STORED DATA:
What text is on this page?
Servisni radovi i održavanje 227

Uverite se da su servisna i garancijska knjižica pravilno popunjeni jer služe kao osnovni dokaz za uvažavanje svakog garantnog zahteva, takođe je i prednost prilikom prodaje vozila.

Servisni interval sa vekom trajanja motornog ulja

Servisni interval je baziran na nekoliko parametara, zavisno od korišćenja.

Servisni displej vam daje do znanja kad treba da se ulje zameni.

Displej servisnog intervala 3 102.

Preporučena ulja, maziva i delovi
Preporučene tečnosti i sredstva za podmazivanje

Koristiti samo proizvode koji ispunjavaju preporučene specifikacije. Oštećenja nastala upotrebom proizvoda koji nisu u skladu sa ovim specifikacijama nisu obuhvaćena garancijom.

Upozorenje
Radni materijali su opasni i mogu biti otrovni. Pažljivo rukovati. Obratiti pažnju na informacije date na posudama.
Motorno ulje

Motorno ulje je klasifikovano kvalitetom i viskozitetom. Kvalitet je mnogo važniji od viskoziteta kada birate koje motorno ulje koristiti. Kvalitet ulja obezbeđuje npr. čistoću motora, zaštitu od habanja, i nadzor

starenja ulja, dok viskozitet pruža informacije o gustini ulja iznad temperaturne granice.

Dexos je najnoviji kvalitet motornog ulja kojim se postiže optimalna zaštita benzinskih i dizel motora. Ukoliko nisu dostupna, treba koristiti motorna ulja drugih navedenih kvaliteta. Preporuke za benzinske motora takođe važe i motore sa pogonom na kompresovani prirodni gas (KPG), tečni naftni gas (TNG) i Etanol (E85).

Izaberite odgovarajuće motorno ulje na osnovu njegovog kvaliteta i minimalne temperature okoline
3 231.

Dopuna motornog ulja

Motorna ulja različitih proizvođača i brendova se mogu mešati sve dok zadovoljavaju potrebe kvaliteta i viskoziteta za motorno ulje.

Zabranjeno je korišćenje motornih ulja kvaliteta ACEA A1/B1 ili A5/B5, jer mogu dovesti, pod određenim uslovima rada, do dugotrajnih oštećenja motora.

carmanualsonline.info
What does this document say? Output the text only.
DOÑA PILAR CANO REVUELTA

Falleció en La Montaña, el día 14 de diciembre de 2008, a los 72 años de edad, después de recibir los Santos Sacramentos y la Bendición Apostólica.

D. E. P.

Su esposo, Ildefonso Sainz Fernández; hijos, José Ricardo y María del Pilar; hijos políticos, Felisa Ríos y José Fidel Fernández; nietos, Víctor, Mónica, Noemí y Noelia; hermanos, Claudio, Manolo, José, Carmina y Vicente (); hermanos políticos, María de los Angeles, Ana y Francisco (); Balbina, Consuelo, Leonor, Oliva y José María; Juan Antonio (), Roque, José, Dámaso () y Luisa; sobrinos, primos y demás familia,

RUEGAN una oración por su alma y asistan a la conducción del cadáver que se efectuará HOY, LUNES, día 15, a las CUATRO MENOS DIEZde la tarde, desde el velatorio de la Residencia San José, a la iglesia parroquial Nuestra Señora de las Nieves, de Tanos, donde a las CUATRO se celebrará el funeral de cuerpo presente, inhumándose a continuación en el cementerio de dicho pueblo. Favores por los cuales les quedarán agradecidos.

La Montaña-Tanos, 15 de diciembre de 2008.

TASK: Print all of the entries exactly as they are written.

THE ANSWER:
What text is on this page?
Servisni radovi i održavanje 227

Uverite se da su servisna i garancijska knjižica pravilno popunjeni jer služe kao osnovni dokaz za uvažavanje svakog garantnog zahteva, takođe je i prednost prilikom prodaje vozila.

Servisni interval sa vekom trajanja motornog ulja

Servisni interval je baziran na nekoliko parametara, zavisno od korišćenja.

Servisni displej vam daje do znanja kad treba da se ulje zameni.

Displej servisnog intervala 3 102.

Preporučena ulja, maziva i delovi
Preporučene tečnosti i sredstva za podmazivanje

Koristiti samo proizvode koji ispunjavaju preporučene specifikacije. Oštećenja nastala upotrebom proizvoda koji nisu u skladu sa ovim specifikacijama nisu obuhvaćena garancijom.

Upozorenje
Radni materijali su opasni i mogu biti otrovni. Pažljivo rukovati. Obratiti pažnju na informacije date na posudama.
Motorno ulje

Motorno ulje je klasifikovano kvalitetom i viskozitetom. Kvalitet je mnogo važniji od viskoziteta kada birate koje motorno ulje koristiti. Kvalitet ulja obezbeđuje npr. čistoću motora, zaštitu od habanja, i nadzor

starenja ulja, dok viskozitet pruža informacije o gustini ulja iznad temperaturne granice.

Dexos je najnoviji kvalitet motornog ulja kojim se postiže optimalna zaštita benzinskih i dizel motora. Ukoliko nisu dostupna, treba koristiti motorna ulja drugih navedenih kvaliteta. Preporuke za benzinske motora takođe važe i motore sa pogonom na kompresovani prirodni gas (KPG), tečni naftni gas (TNG) i Etanol (E85).

Izaberite odgovarajuće motorno ulje na osnovu njegovog kvaliteta i minimalne temperature okoline
3 231.

Dopuna motornog ulja

Motorna ulja različitih proizvođača i brendova se mogu mešati sve dok zadovoljavaju potrebe kvaliteta i viskoziteta za motorno ulje.

Zabranjeno je korišćenje motornih ulja kvaliteta ACEA A1/B1 ili A5/B5, jer mogu dovesti, pod određenim uslovima rada, do dugotrajnih oštećenja motora.

carmanualsonline.info
What does this document say? Output the text only.
DOÑA PILAR CANO REVUELTA

Falleció en La Montaña, el día 14 de diciembre de 2008, a los 72 años de edad, después de recibir los Santos Sacramentos y la Bendición Apostólica.

D. E. P.

Su esposo, Ildefonso Sainz Fernández; hijos, José Ricardo y María del Pilar; hijos políticos, Felisa Ríos y José Fidel Fernández; nietos, Víctor, Mónica, Noemí y Noelia; hermanos, Claudio, Manolo, José, Carmina y Vicente (); hermanos políticos, María de los Angeles, Ana y Francisco (); Balbina, Consuelo, Leonor, Oliva y José María; Juan Antonio (), Roque, José, Dámaso () y Luisa; sobrinos, primos y demás familia,

RUEGAN una oración por su alma y asistan a la conducción del cadáver que se efectuará HOY, LUNES, día 15, a las CUATRO MENOS DIEZde la tarde, desde el velatorio de la Residencia San José, a la iglesia parroquial Nuestra Señora de las Nieves, de Tanos, donde a las CUATRO se celebrará el funeral de cuerpo presente, inhumándose a continuación en el cementerio de dicho pueblo. Favores por los cuales les quedarán agradecidos.

La Montaña-Tanos, 15 de diciembre de 2008.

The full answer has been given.